* [Material shown]
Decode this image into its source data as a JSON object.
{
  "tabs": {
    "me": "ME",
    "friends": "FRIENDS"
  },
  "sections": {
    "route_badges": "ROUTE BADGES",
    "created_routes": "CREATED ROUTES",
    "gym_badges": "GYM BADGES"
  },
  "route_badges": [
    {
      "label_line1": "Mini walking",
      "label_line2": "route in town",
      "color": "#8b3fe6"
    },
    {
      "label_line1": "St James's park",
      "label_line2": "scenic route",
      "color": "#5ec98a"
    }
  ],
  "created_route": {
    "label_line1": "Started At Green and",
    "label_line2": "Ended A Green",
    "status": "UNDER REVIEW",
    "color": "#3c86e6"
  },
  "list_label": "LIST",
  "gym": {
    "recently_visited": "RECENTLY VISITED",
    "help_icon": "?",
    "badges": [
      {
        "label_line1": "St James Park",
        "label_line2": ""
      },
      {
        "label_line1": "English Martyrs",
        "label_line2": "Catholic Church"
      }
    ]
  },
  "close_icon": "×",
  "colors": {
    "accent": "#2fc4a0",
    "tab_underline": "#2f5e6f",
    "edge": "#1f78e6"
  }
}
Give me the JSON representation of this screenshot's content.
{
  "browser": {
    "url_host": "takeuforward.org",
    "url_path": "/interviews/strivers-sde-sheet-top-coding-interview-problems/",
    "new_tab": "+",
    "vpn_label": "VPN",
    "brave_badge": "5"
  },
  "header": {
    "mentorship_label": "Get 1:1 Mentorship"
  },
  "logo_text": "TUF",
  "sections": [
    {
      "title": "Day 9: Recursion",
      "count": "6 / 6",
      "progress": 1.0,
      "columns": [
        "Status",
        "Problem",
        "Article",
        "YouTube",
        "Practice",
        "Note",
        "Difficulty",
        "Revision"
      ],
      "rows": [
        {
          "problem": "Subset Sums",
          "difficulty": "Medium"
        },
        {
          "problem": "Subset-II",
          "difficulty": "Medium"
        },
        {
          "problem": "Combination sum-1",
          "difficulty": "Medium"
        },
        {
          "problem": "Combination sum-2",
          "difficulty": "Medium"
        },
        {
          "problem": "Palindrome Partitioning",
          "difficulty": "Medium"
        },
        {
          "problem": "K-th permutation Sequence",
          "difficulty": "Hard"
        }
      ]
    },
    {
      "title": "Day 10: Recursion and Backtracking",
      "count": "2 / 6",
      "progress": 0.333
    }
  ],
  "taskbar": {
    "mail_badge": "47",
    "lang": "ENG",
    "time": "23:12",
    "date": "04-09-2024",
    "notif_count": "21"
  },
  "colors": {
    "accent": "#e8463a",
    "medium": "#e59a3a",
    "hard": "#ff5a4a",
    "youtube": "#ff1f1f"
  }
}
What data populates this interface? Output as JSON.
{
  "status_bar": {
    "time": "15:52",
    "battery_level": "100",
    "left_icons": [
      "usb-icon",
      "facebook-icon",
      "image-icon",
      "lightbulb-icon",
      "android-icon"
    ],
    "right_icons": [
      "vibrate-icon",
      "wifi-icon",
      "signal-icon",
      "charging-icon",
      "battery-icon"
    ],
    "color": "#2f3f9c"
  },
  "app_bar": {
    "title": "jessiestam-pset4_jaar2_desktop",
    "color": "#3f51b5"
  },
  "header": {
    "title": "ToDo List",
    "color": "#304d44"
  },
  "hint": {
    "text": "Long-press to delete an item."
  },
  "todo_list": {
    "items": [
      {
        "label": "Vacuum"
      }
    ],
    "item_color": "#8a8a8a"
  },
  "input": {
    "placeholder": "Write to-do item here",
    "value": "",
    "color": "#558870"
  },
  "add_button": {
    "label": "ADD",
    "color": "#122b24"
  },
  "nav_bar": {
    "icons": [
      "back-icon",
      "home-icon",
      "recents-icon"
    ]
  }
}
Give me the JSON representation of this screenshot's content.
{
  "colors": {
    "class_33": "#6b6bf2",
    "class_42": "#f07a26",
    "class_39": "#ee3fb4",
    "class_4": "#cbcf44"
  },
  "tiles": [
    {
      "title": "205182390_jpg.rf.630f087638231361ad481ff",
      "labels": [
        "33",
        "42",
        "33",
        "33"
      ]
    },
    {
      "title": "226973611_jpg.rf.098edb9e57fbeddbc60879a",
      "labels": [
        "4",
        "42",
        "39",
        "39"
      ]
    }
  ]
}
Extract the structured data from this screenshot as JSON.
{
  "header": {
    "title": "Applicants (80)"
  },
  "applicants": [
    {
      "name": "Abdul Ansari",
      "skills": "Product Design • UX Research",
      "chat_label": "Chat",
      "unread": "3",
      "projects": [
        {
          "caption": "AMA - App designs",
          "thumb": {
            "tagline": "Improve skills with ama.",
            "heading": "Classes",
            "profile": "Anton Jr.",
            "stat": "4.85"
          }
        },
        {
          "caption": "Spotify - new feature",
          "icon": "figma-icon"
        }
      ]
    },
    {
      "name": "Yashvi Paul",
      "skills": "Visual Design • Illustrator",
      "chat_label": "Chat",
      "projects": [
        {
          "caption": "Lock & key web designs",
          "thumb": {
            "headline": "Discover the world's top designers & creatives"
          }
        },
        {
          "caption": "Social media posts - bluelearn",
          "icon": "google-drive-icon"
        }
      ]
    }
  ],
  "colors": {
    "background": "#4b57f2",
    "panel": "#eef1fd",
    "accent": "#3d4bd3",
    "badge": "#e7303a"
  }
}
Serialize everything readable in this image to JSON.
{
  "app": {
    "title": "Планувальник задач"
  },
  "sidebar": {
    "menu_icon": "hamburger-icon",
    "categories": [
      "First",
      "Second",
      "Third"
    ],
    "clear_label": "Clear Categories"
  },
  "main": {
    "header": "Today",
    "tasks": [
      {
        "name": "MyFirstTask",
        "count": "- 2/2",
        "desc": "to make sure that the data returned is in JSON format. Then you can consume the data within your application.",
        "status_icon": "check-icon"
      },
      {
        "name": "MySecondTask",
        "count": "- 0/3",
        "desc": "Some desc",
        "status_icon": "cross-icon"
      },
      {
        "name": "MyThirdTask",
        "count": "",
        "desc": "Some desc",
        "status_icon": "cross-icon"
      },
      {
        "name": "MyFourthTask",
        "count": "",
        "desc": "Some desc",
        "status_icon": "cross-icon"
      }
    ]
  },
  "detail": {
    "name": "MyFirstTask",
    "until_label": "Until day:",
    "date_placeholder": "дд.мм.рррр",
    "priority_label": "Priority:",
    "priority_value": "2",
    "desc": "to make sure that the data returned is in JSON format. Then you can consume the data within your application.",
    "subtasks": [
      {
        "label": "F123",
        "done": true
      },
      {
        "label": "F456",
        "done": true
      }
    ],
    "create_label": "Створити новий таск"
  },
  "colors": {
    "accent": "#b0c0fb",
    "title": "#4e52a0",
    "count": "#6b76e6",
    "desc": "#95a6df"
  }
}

* [Set task] Reproduce the material exactly, with every line intact.

* [Solved problem]
Decode this image into its source data as a JSON object.
{
  "tabs": {
    "me": "ME",
    "friends": "FRIENDS"
  },
  "sections": {
    "route_badges": "ROUTE BADGES",
    "created_routes": "CREATED ROUTES",
    "gym_badges": "GYM BADGES"
  },
  "route_badges": [
    {
      "label_line1": "Mini walking",
      "label_line2": "route in town",
      "color": "#8b3fe6"
    },
    {
      "label_line1": "St James's park",
      "label_line2": "scenic route",
      "color": "#5ec98a"
    }
  ],
  "created_route": {
    "label_line1": "Started At Green and",
    "label_line2": "Ended A Green",
    "status": "UNDER REVIEW",
    "color": "#3c86e6"
  },
  "list_label": "LIST",
  "gym": {
    "recently_visited": "RECENTLY VISITED",
    "help_icon": "?",
    "badges": [
      {
        "label_line1": "St James Park",
        "label_line2": ""
      },
      {
        "label_line1": "English Martyrs",
        "label_line2": "Catholic Church"
      }
    ]
  },
  "close_icon": "×",
  "colors": {
    "accent": "#2fc4a0",
    "tab_underline": "#2f5e6f",
    "edge": "#1f78e6"
  }
}
Give me the JSON representation of this screenshot's content.
{
  "browser": {
    "url_host": "takeuforward.org",
    "url_path": "/interviews/strivers-sde-sheet-top-coding-interview-problems/",
    "new_tab": "+",
    "vpn_label": "VPN",
    "brave_badge": "5"
  },
  "header": {
    "mentorship_label": "Get 1:1 Mentorship"
  },
  "logo_text": "TUF",
  "sections": [
    {
      "title": "Day 9: Recursion",
      "count": "6 / 6",
      "progress": 1.0,
      "columns": [
        "Status",
        "Problem",
        "Article",
        "YouTube",
        "Practice",
        "Note",
        "Difficulty",
        "Revision"
      ],
      "rows": [
        {
          "problem": "Subset Sums",
          "difficulty": "Medium"
        },
        {
          "problem": "Subset-II",
          "difficulty": "Medium"
        },
        {
          "problem": "Combination sum-1",
          "difficulty": "Medium"
        },
        {
          "problem": "Combination sum-2",
          "difficulty": "Medium"
        },
        {
          "problem": "Palindrome Partitioning",
          "difficulty": "Medium"
        },
        {
          "problem": "K-th permutation Sequence",
          "difficulty": "Hard"
        }
      ]
    },
    {
      "title": "Day 10: Recursion and Backtracking",
      "count": "2 / 6",
      "progress": 0.333
    }
  ],
  "taskbar": {
    "mail_badge": "47",
    "lang": "ENG",
    "time": "23:12",
    "date": "04-09-2024",
    "notif_count": "21"
  },
  "colors": {
    "accent": "#e8463a",
    "medium": "#e59a3a",
    "hard": "#ff5a4a",
    "youtube": "#ff1f1f"
  }
}
What data populates this interface? Output as JSON.
{
  "status_bar": {
    "time": "15:52",
    "battery_level": "100",
    "left_icons": [
      "usb-icon",
      "facebook-icon",
      "image-icon",
      "lightbulb-icon",
      "android-icon"
    ],
    "right_icons": [
      "vibrate-icon",
      "wifi-icon",
      "signal-icon",
      "charging-icon",
      "battery-icon"
    ],
    "color": "#2f3f9c"
  },
  "app_bar": {
    "title": "jessiestam-pset4_jaar2_desktop",
    "color": "#3f51b5"
  },
  "header": {
    "title": "ToDo List",
    "color": "#304d44"
  },
  "hint": {
    "text": "Long-press to delete an item."
  },
  "todo_list": {
    "items": [
      {
        "label": "Vacuum"
      }
    ],
    "item_color": "#8a8a8a"
  },
  "input": {
    "placeholder": "Write to-do item here",
    "value": "",
    "color": "#558870"
  },
  "add_button": {
    "label": "ADD",
    "color": "#122b24"
  },
  "nav_bar": {
    "icons": [
      "back-icon",
      "home-icon",
      "recents-icon"
    ]
  }
}
Give me the JSON representation of this screenshot's content.
{
  "colors": {
    "class_33": "#6b6bf2",
    "class_42": "#f07a26",
    "class_39": "#ee3fb4",
    "class_4": "#cbcf44"
  },
  "tiles": [
    {
      "title": "205182390_jpg.rf.630f087638231361ad481ff",
      "labels": [
        "33",
        "42",
        "33",
        "33"
      ]
    },
    {
      "title": "226973611_jpg.rf.098edb9e57fbeddbc60879a",
      "labels": [
        "4",
        "42",
        "39",
        "39"
      ]
    }
  ]
}
Extract the structured data from this screenshot as JSON.
{
  "header": {
    "title": "Applicants (80)"
  },
  "applicants": [
    {
      "name": "Abdul Ansari",
      "skills": "Product Design • UX Research",
      "chat_label": "Chat",
      "unread": "3",
      "projects": [
        {
          "caption": "AMA - App designs",
          "thumb": {
            "tagline": "Improve skills with ama.",
            "heading": "Classes",
            "profile": "Anton Jr.",
            "stat": "4.85"
          }
        },
        {
          "caption": "Spotify - new feature",
          "icon": "figma-icon"
        }
      ]
    },
    {
      "name": "Yashvi Paul",
      "skills": "Visual Design • Illustrator",
      "chat_label": "Chat",
      "projects": [
        {
          "caption": "Lock & key web designs",
          "thumb": {
            "headline": "Discover the world's top designers & creatives"
          }
        },
        {
          "caption": "Social media posts - bluelearn",
          "icon": "google-drive-icon"
        }
      ]
    }
  ],
  "colors": {
    "background": "#4b57f2",
    "panel": "#eef1fd",
    "accent": "#3d4bd3",
    "badge": "#e7303a"
  }
}
Serialize everything readable in this image to JSON.
{
  "app": {
    "title": "Планувальник задач"
  },
  "sidebar": {
    "menu_icon": "hamburger-icon",
    "categories": [
      "First",
      "Second",
      "Third"
    ],
    "clear_label": "Clear Categories"
  },
  "main": {
    "header": "Today",
    "tasks": [
      {
        "name": "MyFirstTask",
        "count": "- 2/2",
        "desc": "to make sure that the data returned is in JSON format. Then you can consume the data within your application.",
        "status_icon": "check-icon"
      },
      {
        "name": "MySecondTask",
        "count": "- 0/3",
        "desc": "Some desc",
        "status_icon": "cross-icon"
      },
      {
        "name": "MyThirdTask",
        "count": "",
        "desc": "Some desc",
        "status_icon": "cross-icon"
      },
      {
        "name": "MyFourthTask",
        "count": "",
        "desc": "Some desc",
        "status_icon": "cross-icon"
      }
    ]
  },
  "detail": {
    "name": "MyFirstTask",
    "until_label": "Until day:",
    "date_placeholder": "дд.мм.рррр",
    "priority_label": "Priority:",
    "priority_value": "2",
    "desc": "to make sure that the data returned is in JSON format. Then you can consume the data within your application.",
    "subtasks": [
      {
        "label": "F123",
        "done": true
      },
      {
        "label": "F456",
        "done": true
      }
    ],
    "create_label": "Створити новий таск"
  },
  "colors": {
    "accent": "#b0c0fb",
    "title": "#4e52a0",
    "count": "#6b76e6",
    "desc": "#95a6df"
  }
}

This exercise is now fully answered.